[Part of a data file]
****************************************
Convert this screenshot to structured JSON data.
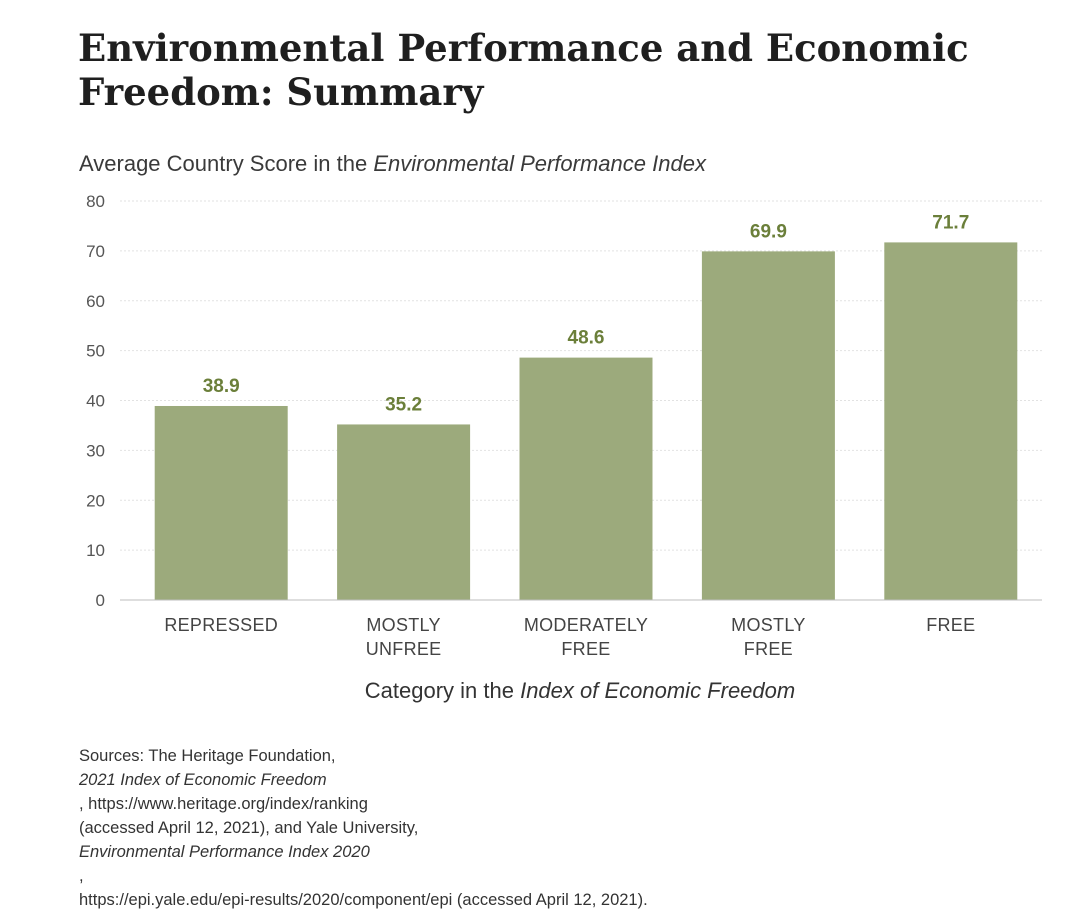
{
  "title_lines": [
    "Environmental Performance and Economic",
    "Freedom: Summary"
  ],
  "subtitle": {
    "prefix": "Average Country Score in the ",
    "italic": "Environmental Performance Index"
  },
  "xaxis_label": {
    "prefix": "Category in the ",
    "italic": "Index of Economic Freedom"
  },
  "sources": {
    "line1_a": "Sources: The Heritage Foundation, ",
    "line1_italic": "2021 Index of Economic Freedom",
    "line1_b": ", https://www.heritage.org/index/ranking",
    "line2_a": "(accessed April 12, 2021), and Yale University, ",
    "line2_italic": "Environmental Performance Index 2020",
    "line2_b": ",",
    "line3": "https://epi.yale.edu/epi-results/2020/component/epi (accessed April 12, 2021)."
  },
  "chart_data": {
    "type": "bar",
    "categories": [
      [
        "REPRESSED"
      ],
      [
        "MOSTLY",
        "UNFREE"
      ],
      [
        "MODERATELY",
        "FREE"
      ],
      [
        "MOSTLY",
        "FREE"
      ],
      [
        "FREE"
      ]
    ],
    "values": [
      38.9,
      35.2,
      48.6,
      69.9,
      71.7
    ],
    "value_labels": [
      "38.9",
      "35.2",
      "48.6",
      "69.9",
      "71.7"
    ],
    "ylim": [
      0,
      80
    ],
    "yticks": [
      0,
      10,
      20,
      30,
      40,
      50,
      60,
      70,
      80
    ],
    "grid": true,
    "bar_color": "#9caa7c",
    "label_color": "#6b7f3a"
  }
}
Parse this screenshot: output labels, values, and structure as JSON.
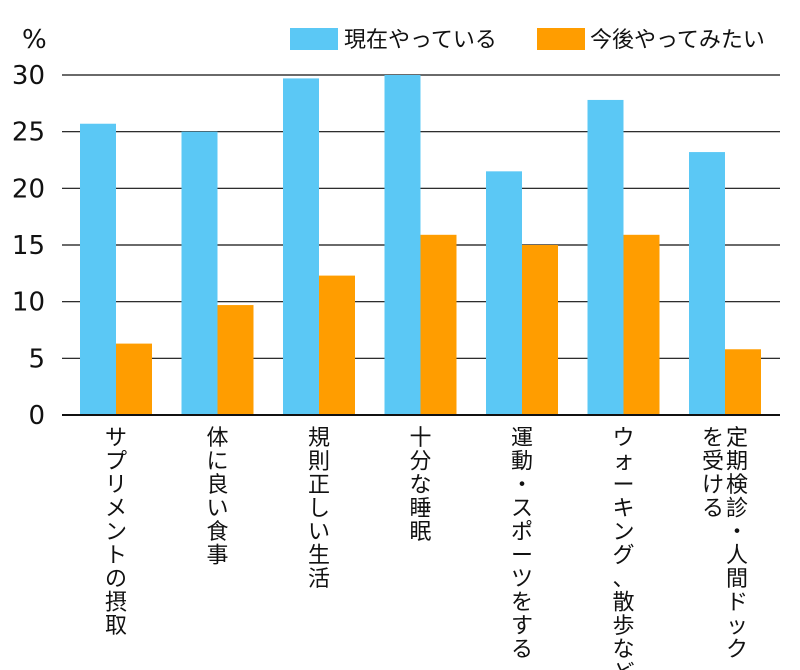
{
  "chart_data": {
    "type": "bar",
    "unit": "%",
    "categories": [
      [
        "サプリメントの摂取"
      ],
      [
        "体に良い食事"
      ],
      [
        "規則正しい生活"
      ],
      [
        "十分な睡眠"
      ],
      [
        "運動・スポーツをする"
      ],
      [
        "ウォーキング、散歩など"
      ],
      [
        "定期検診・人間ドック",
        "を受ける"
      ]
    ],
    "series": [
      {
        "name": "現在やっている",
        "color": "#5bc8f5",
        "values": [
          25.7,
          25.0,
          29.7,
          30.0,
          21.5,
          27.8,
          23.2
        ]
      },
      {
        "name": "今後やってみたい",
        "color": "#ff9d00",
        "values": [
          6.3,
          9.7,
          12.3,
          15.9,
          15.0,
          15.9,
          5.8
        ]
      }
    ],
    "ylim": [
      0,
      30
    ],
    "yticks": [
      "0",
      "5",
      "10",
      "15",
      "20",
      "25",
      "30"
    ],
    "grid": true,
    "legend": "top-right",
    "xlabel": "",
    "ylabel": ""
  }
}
****************************************
▶ **Work to do**: Looking at the listing above, count the lines that contain "Performance" and give nothing but the number.

▶ **Complete answer**: 3